State the number of lines, and only that number, in which the word "Each" appears.
>> BEGIN
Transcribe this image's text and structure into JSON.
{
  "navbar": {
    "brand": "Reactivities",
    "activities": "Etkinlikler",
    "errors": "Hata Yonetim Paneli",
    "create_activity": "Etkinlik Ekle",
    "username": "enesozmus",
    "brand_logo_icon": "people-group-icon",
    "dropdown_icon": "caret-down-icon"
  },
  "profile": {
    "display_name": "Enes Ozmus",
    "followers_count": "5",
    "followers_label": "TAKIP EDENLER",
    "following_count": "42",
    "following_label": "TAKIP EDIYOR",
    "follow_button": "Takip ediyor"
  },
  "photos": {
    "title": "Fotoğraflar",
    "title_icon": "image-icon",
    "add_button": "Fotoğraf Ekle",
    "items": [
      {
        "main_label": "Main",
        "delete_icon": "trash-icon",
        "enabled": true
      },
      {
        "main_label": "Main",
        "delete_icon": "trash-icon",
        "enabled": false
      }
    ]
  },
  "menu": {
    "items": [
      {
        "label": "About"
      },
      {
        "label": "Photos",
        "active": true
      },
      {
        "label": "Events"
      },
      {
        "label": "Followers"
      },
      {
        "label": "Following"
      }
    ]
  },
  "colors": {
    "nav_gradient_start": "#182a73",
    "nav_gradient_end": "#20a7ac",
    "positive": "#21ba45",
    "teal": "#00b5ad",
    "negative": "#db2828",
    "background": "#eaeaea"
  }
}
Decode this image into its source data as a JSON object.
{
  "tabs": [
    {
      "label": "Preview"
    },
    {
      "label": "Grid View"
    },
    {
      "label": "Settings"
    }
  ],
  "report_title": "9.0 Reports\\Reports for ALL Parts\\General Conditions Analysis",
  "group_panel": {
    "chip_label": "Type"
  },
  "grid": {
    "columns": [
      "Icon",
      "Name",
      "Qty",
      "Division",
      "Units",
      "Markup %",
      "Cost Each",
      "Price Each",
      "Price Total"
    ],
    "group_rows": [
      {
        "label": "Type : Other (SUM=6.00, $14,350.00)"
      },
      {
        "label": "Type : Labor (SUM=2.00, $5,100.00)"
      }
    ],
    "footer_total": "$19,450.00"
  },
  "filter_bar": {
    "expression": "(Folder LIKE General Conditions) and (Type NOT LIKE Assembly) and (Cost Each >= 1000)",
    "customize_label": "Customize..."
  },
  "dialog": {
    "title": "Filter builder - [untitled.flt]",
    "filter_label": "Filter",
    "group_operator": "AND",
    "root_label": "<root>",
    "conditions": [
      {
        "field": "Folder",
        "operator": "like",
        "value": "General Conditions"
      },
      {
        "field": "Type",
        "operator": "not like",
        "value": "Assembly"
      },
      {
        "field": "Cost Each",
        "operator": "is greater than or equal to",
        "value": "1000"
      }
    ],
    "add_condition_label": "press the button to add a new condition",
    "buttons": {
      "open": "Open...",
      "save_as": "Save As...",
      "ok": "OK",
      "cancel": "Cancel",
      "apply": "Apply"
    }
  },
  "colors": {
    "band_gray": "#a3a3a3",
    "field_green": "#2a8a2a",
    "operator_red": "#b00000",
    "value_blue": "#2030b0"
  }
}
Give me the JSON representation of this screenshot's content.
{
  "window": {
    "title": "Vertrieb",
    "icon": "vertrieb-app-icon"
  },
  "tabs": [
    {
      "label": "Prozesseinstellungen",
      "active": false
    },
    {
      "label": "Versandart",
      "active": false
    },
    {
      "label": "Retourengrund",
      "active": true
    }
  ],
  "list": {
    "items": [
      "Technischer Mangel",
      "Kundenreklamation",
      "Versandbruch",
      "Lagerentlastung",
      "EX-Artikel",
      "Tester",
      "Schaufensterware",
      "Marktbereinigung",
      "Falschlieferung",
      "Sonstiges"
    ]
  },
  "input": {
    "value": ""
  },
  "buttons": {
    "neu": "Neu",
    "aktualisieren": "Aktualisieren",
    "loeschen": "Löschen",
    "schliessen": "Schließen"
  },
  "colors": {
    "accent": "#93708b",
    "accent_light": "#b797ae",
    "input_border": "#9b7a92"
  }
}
>> END
**Exercise answer:**
4